## MATERIAL FOR THE TASK
***
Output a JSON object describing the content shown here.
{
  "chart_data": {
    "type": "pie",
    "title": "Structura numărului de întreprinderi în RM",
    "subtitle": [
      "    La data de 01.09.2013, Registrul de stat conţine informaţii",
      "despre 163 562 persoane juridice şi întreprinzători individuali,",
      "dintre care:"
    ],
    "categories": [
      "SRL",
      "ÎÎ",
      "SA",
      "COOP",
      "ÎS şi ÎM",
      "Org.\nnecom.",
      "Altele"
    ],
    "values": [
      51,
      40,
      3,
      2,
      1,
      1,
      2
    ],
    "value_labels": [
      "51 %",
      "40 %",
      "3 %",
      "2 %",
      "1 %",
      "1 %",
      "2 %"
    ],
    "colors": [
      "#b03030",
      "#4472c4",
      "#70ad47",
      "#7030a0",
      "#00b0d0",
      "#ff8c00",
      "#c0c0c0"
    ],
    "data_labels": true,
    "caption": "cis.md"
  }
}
***
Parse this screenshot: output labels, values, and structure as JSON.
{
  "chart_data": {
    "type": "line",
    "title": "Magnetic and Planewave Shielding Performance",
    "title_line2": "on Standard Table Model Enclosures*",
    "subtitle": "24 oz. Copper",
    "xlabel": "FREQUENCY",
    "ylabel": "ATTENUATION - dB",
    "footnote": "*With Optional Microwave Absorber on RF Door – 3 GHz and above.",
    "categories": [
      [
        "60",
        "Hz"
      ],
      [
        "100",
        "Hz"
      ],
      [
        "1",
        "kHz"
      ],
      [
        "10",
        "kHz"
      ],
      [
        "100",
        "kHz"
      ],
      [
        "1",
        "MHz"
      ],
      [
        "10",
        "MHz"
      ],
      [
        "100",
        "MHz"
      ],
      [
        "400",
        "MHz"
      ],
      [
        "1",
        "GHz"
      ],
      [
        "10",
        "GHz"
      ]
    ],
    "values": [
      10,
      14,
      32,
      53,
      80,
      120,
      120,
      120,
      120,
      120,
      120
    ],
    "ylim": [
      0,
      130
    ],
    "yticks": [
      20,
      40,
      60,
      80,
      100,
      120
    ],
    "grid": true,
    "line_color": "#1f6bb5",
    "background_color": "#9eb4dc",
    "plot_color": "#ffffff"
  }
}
***
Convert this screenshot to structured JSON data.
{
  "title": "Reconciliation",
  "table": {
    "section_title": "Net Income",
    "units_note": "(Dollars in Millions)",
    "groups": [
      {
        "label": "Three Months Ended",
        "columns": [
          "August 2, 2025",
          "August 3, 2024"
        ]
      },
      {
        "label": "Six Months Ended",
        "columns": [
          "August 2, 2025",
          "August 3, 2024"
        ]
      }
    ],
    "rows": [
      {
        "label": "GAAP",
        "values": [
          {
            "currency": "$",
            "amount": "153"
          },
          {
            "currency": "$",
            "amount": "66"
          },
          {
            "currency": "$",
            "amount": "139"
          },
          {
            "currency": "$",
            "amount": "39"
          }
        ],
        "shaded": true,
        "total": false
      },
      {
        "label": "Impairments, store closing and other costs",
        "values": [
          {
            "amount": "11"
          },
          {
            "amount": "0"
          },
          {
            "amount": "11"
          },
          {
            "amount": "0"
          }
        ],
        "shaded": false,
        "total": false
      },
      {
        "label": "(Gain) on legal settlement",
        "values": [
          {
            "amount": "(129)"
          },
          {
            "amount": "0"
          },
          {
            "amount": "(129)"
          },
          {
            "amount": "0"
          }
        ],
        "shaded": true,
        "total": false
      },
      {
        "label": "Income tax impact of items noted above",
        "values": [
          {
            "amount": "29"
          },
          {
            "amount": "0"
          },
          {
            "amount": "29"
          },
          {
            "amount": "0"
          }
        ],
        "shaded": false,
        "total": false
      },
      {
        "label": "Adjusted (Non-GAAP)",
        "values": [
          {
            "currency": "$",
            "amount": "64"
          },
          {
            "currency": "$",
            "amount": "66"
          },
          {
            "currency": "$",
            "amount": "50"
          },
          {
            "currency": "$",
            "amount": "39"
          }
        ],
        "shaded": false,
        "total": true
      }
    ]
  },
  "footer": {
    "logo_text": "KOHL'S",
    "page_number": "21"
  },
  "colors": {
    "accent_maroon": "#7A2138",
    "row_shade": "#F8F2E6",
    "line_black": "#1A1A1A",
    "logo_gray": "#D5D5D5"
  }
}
***
## REQUIRED WORK
Only the number should be given: how many lines of the data contain the word "Months"?

## REPLY
2